TASK DESCRIPTION
Find the lines of data that contain the string "llaniladi", then list them.

— start ROWS —

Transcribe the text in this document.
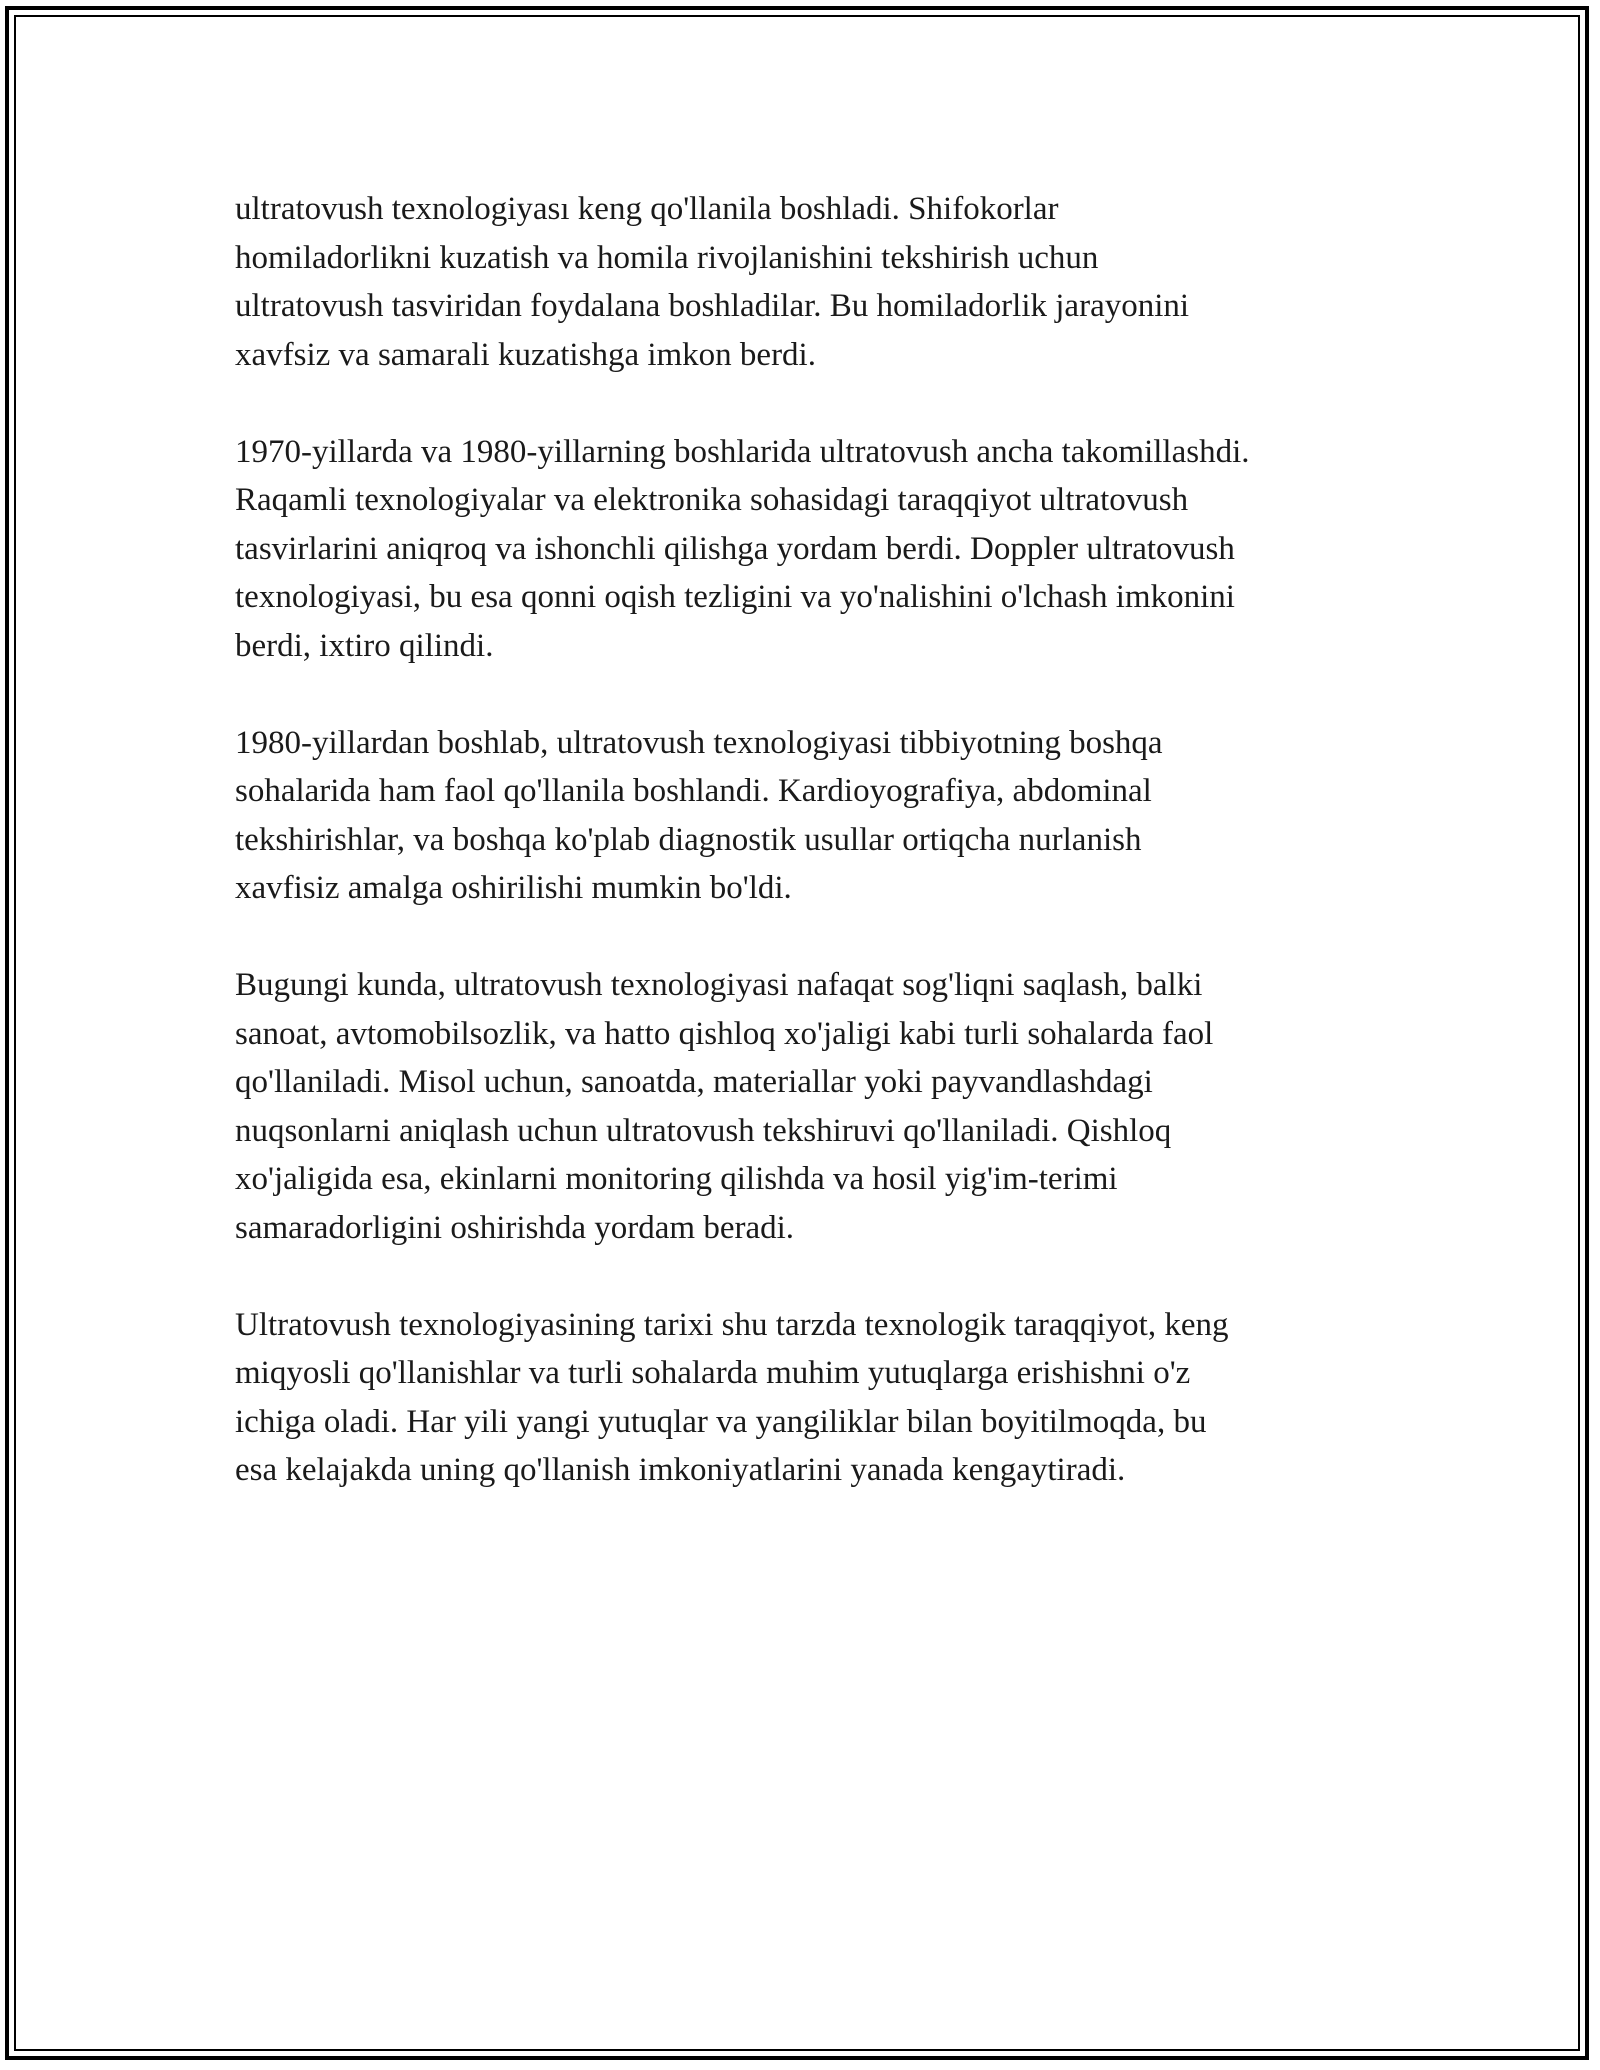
ultratovush texnologiyası keng qo'llanila boshladi. Shifokorlar
homiladorlikni kuzatish va homila rivojlanishini tekshirish uchun
ultratovush tasviridan foydalana boshladilar. Bu homiladorlik jarayonini
xavfsiz va samarali kuzatishga imkon berdi.

1970-yillarda va 1980-yillarning boshlarida ultratovush ancha takomillashdi.
Raqamli texnologiyalar va elektronika sohasidagi taraqqiyot ultratovush
tasvirlarini aniqroq va ishonchli qilishga yordam berdi. Doppler ultratovush
texnologiyasi, bu esa qonni oqish tezligini va yo'nalishini o'lchash imkonini
berdi, ixtiro qilindi.

1980-yillardan boshlab, ultratovush texnologiyasi tibbiyotning boshqa
sohalarida ham faol qo'llanila boshlandi. Kardioyografiya, abdominal
tekshirishlar, va boshqa ko'plab diagnostik usullar ortiqcha nurlanish
xavfisiz amalga oshirilishi mumkin bo'ldi.

Bugungi kunda, ultratovush texnologiyasi nafaqat sog'liqni saqlash, balki
sanoat, avtomobilsozlik, va hatto qishloq xo'jaligi kabi turli sohalarda faol
qo'llaniladi. Misol uchun, sanoatda, materiallar yoki payvandlashdagi
nuqsonlarni aniqlash uchun ultratovush tekshiruvi qo'llaniladi. Qishloq
xo'jaligida esa, ekinlarni monitoring qilishda va hosil yig'im-terimi
samaradorligini oshirishda yordam beradi.

Ultratovush texnologiyasining tarixi shu tarzda texnologik taraqqiyot, keng
miqyosli qo'llanishlar va turli sohalarda muhim yutuqlarga erishishni o'z
ichiga oladi. Har yili yangi yutuqlar va yangiliklar bilan boyitilmoqda, bu
esa kelajakda uning qo'llanish imkoniyatlarini yanada kengaytiradi.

— end ROWS —

EXERCISE OUTPUT
qo'llaniladi. Misol uchun, sanoatda, materiallar yoki payvandlashdagi
nuqsonlarni aniqlash uchun ultratovush tekshiruvi qo'llaniladi. Qishloq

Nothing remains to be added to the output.